Figure dataset records:

-- Start --

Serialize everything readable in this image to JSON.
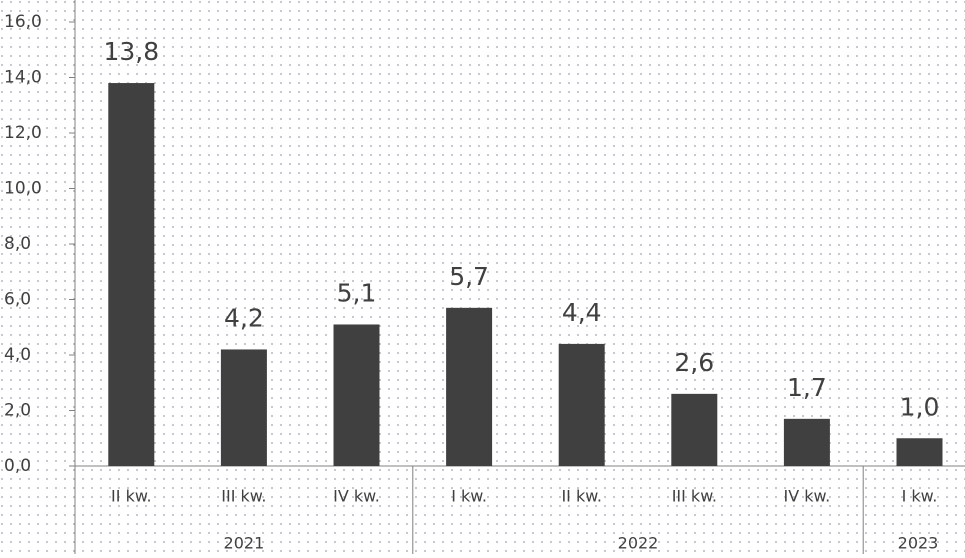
{
  "chart_data": {
    "type": "bar",
    "groups": [
      {
        "name": "2021",
        "categories": [
          "II kw.",
          "III kw.",
          "IV kw."
        ]
      },
      {
        "name": "2022",
        "categories": [
          "I kw.",
          "II kw.",
          "III kw.",
          "IV kw."
        ]
      },
      {
        "name": "2023",
        "categories": [
          "I kw."
        ]
      }
    ],
    "values": [
      13.8,
      4.2,
      5.1,
      5.7,
      4.4,
      2.6,
      1.7,
      1.0
    ],
    "value_labels": [
      "13,8",
      "4,2",
      "5,1",
      "5,7",
      "4,4",
      "2,6",
      "1,7",
      "1,0"
    ],
    "color": "#404040",
    "ylim": [
      0,
      16
    ],
    "yticks": [
      {
        "value": 0,
        "label": "0,0"
      },
      {
        "value": 2,
        "label": "2,0"
      },
      {
        "value": 4,
        "label": "4,0"
      },
      {
        "value": 6,
        "label": "6,0"
      },
      {
        "value": 8,
        "label": "8,0"
      },
      {
        "value": 10,
        "label": "10,0"
      },
      {
        "value": 12,
        "label": "12,0"
      },
      {
        "value": 14,
        "label": "14,0"
      },
      {
        "value": 16,
        "label": "16,0"
      }
    ]
  }
}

-- End --

In your copy, repeat each record exactly and include no pictures.

Serialize everything readable in this image to JSON.
{
  "chart_data": {
    "type": "bar",
    "groups": [
      {
        "name": "2021",
        "categories": [
          "II kw.",
          "III kw.",
          "IV kw."
        ]
      },
      {
        "name": "2022",
        "categories": [
          "I kw.",
          "II kw.",
          "III kw.",
          "IV kw."
        ]
      },
      {
        "name": "2023",
        "categories": [
          "I kw."
        ]
      }
    ],
    "values": [
      13.8,
      4.2,
      5.1,
      5.7,
      4.4,
      2.6,
      1.7,
      1.0
    ],
    "value_labels": [
      "13,8",
      "4,2",
      "5,1",
      "5,7",
      "4,4",
      "2,6",
      "1,7",
      "1,0"
    ],
    "color": "#404040",
    "ylim": [
      0,
      16
    ],
    "yticks": [
      {
        "value": 0,
        "label": "0,0"
      },
      {
        "value": 2,
        "label": "2,0"
      },
      {
        "value": 4,
        "label": "4,0"
      },
      {
        "value": 6,
        "label": "6,0"
      },
      {
        "value": 8,
        "label": "8,0"
      },
      {
        "value": 10,
        "label": "10,0"
      },
      {
        "value": 12,
        "label": "12,0"
      },
      {
        "value": 14,
        "label": "14,0"
      },
      {
        "value": 16,
        "label": "16,0"
      }
    ]
  }
}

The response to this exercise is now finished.